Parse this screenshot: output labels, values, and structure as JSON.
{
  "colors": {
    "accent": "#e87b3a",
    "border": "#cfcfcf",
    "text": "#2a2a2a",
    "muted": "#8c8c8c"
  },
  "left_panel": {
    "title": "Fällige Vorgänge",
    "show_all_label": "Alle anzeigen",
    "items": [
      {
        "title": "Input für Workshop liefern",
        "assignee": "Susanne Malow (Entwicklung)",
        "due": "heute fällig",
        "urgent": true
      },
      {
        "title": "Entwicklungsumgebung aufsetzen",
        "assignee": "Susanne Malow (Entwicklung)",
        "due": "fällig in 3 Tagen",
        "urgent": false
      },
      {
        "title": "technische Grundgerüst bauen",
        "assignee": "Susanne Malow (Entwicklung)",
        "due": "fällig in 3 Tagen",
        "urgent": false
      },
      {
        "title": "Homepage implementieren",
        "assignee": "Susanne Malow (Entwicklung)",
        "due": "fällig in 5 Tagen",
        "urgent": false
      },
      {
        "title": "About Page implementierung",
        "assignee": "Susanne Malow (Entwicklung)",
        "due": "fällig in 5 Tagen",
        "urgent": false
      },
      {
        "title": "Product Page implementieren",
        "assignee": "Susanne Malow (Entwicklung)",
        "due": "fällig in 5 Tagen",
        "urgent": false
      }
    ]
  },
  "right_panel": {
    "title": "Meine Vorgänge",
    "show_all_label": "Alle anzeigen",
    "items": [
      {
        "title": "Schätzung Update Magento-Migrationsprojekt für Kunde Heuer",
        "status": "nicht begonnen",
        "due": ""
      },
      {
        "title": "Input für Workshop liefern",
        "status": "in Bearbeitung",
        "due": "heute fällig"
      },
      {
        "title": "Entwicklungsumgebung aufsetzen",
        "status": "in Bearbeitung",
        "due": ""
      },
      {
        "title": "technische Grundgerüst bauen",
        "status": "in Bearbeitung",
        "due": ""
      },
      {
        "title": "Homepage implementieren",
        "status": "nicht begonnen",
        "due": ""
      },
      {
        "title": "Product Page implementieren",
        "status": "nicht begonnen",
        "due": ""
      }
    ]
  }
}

## Set problem
Reproduce the material above, every line of it, exactly.

## Solution to this exercise
Parse this screenshot: output labels, values, and structure as JSON.
{
  "colors": {
    "accent": "#e87b3a",
    "border": "#cfcfcf",
    "text": "#2a2a2a",
    "muted": "#8c8c8c"
  },
  "left_panel": {
    "title": "Fällige Vorgänge",
    "show_all_label": "Alle anzeigen",
    "items": [
      {
        "title": "Input für Workshop liefern",
        "assignee": "Susanne Malow (Entwicklung)",
        "due": "heute fällig",
        "urgent": true
      },
      {
        "title": "Entwicklungsumgebung aufsetzen",
        "assignee": "Susanne Malow (Entwicklung)",
        "due": "fällig in 3 Tagen",
        "urgent": false
      },
      {
        "title": "technische Grundgerüst bauen",
        "assignee": "Susanne Malow (Entwicklung)",
        "due": "fällig in 3 Tagen",
        "urgent": false
      },
      {
        "title": "Homepage implementieren",
        "assignee": "Susanne Malow (Entwicklung)",
        "due": "fällig in 5 Tagen",
        "urgent": false
      },
      {
        "title": "About Page implementierung",
        "assignee": "Susanne Malow (Entwicklung)",
        "due": "fällig in 5 Tagen",
        "urgent": false
      },
      {
        "title": "Product Page implementieren",
        "assignee": "Susanne Malow (Entwicklung)",
        "due": "fällig in 5 Tagen",
        "urgent": false
      }
    ]
  },
  "right_panel": {
    "title": "Meine Vorgänge",
    "show_all_label": "Alle anzeigen",
    "items": [
      {
        "title": "Schätzung Update Magento-Migrationsprojekt für Kunde Heuer",
        "status": "nicht begonnen",
        "due": ""
      },
      {
        "title": "Input für Workshop liefern",
        "status": "in Bearbeitung",
        "due": "heute fällig"
      },
      {
        "title": "Entwicklungsumgebung aufsetzen",
        "status": "in Bearbeitung",
        "due": ""
      },
      {
        "title": "technische Grundgerüst bauen",
        "status": "in Bearbeitung",
        "due": ""
      },
      {
        "title": "Homepage implementieren",
        "status": "nicht begonnen",
        "due": ""
      },
      {
        "title": "Product Page implementieren",
        "status": "nicht begonnen",
        "due": ""
      }
    ]
  }
}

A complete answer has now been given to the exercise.